» **Instructions for the task**
Pull each line containing "algunos" out of the data and copy it.

» **Data for this task**
───

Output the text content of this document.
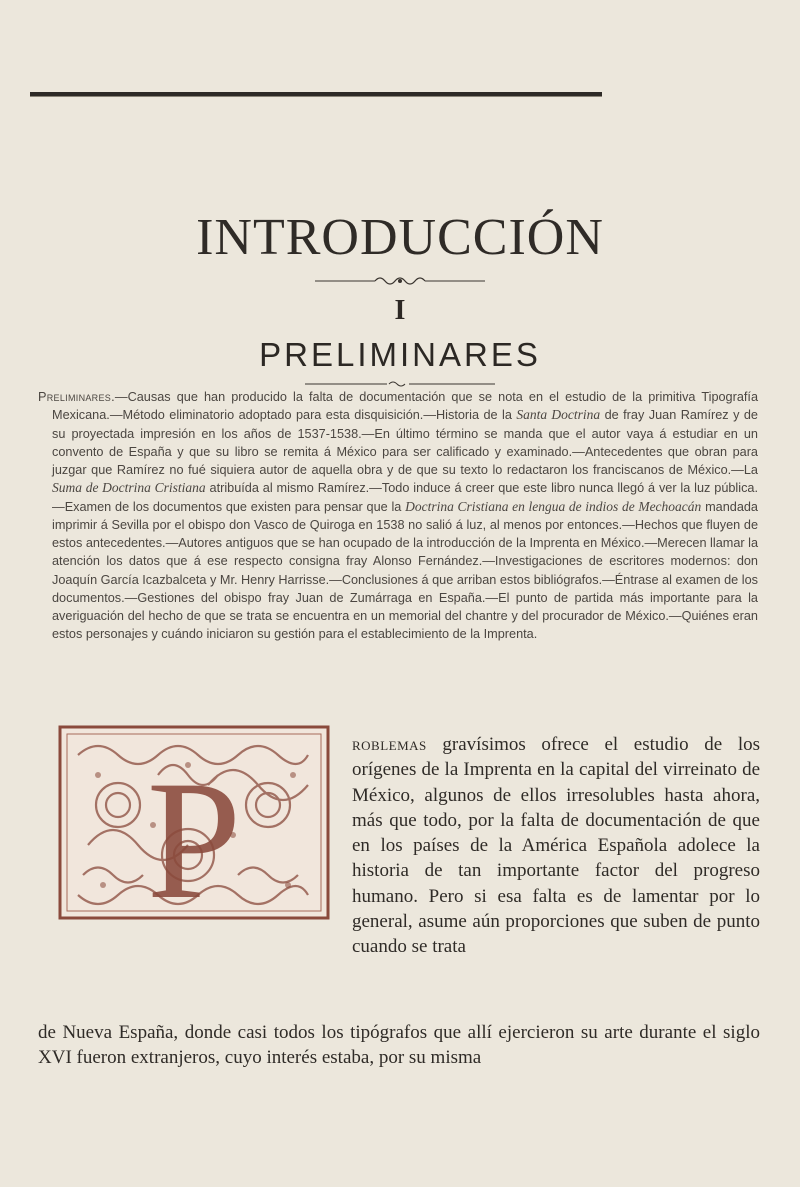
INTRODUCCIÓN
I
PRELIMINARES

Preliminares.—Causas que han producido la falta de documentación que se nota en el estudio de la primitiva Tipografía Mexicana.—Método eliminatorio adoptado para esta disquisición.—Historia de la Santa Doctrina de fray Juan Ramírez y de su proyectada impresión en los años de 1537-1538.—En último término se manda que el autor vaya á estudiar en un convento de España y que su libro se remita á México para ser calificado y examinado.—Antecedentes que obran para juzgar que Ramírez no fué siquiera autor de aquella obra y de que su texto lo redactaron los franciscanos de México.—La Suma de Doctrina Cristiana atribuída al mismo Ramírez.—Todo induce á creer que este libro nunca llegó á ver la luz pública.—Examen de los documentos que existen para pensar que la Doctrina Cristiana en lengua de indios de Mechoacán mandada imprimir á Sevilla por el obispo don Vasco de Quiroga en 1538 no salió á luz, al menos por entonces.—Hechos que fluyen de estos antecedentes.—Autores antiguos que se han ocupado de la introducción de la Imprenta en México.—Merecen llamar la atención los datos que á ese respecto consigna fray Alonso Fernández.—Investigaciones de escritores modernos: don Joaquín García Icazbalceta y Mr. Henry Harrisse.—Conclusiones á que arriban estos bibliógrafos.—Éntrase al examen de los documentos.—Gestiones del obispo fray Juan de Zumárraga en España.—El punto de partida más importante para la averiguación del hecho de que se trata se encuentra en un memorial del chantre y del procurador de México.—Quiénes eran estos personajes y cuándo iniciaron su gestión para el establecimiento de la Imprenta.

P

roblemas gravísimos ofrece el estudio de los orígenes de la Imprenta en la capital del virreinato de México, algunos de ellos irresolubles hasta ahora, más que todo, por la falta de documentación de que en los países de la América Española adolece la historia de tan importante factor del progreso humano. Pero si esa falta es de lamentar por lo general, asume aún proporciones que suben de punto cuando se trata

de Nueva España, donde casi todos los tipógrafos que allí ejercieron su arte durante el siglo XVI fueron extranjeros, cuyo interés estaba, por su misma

───

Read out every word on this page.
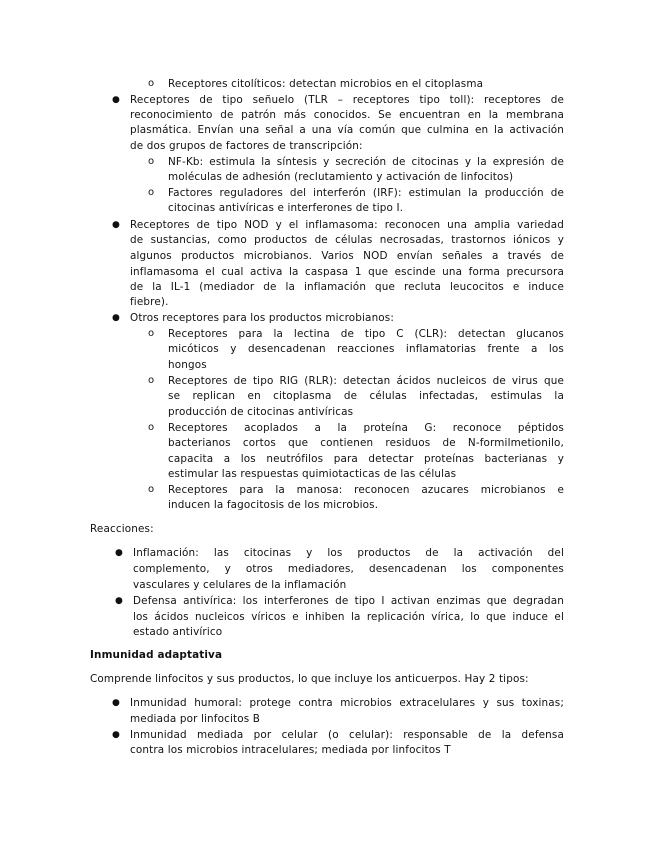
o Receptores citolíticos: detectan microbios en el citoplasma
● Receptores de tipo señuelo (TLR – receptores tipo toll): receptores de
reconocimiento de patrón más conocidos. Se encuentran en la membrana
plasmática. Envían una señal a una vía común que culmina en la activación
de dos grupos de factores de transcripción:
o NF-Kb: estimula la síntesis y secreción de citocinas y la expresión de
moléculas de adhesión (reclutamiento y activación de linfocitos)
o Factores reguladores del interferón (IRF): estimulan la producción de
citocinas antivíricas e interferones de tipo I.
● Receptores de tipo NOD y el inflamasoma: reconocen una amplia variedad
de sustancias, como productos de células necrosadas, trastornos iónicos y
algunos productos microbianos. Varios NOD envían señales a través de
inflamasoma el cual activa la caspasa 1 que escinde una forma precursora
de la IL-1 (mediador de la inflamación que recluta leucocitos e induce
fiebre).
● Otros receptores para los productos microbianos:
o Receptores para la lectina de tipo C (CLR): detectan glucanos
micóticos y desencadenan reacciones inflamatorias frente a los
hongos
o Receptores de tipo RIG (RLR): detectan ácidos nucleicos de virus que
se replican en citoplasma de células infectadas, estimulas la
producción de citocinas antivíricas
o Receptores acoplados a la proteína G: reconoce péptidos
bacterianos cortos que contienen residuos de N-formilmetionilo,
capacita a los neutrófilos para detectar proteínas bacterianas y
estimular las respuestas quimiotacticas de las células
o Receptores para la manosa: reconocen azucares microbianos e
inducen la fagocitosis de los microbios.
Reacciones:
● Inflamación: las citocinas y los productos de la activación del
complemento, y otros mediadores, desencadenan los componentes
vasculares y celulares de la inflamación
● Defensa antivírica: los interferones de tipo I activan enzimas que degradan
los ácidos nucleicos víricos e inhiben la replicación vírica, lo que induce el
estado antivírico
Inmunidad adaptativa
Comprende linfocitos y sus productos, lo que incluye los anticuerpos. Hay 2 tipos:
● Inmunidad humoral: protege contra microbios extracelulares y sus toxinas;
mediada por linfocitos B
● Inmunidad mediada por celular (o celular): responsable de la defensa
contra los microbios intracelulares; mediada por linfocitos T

───

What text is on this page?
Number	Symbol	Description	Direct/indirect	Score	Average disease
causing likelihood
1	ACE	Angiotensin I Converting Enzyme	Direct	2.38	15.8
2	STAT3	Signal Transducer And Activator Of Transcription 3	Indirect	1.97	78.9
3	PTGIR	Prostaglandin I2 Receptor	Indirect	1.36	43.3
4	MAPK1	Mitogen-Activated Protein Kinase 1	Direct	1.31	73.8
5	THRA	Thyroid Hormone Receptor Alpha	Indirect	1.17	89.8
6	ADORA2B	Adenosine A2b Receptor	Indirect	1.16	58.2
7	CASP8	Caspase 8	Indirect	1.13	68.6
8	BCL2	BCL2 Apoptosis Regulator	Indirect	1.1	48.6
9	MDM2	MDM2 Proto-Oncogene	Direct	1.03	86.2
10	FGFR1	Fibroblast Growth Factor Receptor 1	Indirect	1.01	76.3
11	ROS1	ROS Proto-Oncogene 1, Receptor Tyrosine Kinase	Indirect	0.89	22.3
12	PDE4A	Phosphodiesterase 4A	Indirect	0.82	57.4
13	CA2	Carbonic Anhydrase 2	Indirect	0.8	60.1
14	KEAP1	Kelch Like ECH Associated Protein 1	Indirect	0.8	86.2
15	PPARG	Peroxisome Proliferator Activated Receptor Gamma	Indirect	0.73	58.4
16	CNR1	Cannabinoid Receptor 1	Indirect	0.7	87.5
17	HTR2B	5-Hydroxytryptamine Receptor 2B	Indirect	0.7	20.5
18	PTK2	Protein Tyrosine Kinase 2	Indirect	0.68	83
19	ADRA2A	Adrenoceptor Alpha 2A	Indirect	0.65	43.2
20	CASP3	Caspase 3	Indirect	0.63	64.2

───

» **Answer section**
roblemas gravísimos ofrece el estudio de los orígenes de la Imprenta en la capital del virreinato de México, algunos de ellos irresolubles hasta ahora, más que todo, por la falta de documentación de que en los países de la América Española adolece la historia de tan importante factor del progreso humano. Pero si esa falta es de lamentar por lo general, asume aún proporciones que suben de punto cuando se trata
algunos productos microbianos. Varios NOD envían señales a través de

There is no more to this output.